Direction:
Copy each line that contains the word "preview".

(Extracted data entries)

+--

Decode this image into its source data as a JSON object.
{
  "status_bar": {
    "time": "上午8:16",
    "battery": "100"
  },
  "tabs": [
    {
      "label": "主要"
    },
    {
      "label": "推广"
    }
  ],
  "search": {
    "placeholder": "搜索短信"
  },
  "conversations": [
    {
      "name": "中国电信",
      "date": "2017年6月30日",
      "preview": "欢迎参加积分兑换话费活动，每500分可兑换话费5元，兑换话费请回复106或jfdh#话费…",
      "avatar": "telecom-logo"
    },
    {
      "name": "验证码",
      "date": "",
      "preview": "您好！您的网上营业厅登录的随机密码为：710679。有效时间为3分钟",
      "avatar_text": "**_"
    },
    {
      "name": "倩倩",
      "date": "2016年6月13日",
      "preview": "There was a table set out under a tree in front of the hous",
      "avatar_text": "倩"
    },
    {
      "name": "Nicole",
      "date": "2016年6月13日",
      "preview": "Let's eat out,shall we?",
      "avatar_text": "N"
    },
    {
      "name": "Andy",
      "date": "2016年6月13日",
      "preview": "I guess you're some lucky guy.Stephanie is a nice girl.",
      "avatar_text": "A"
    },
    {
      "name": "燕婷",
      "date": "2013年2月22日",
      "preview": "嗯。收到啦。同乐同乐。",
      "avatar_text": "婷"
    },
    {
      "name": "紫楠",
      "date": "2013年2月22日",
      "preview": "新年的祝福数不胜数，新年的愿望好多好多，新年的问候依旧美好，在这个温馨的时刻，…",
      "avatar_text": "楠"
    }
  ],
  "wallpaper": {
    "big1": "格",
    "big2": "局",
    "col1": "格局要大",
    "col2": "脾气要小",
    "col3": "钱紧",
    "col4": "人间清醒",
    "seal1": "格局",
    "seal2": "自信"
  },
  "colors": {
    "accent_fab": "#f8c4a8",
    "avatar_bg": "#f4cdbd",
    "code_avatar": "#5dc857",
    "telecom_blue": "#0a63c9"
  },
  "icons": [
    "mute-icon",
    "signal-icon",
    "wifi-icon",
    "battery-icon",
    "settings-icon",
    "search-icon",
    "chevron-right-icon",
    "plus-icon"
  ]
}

+--

Answer to the exercise:
      "preview": "欢迎参加积分兑换话费活动，每500分可兑换话费5元，兑换话费请回复106或jfdh#话费…",
      "preview": "您好！您的网上营业厅登录的随机密码为：710679。有效时间为3分钟",
      "preview": "There was a table set out under a tree in front of the hous",
      "preview": "Let's eat out,shall we?",
      "preview": "I guess you're some lucky guy.Stephanie is a nice girl.",
      "preview": "嗯。收到啦。同乐同乐。",
      "preview": "新年的祝福数不胜数，新年的愿望好多好多，新年的问候依旧美好，在这个温馨的时刻，…",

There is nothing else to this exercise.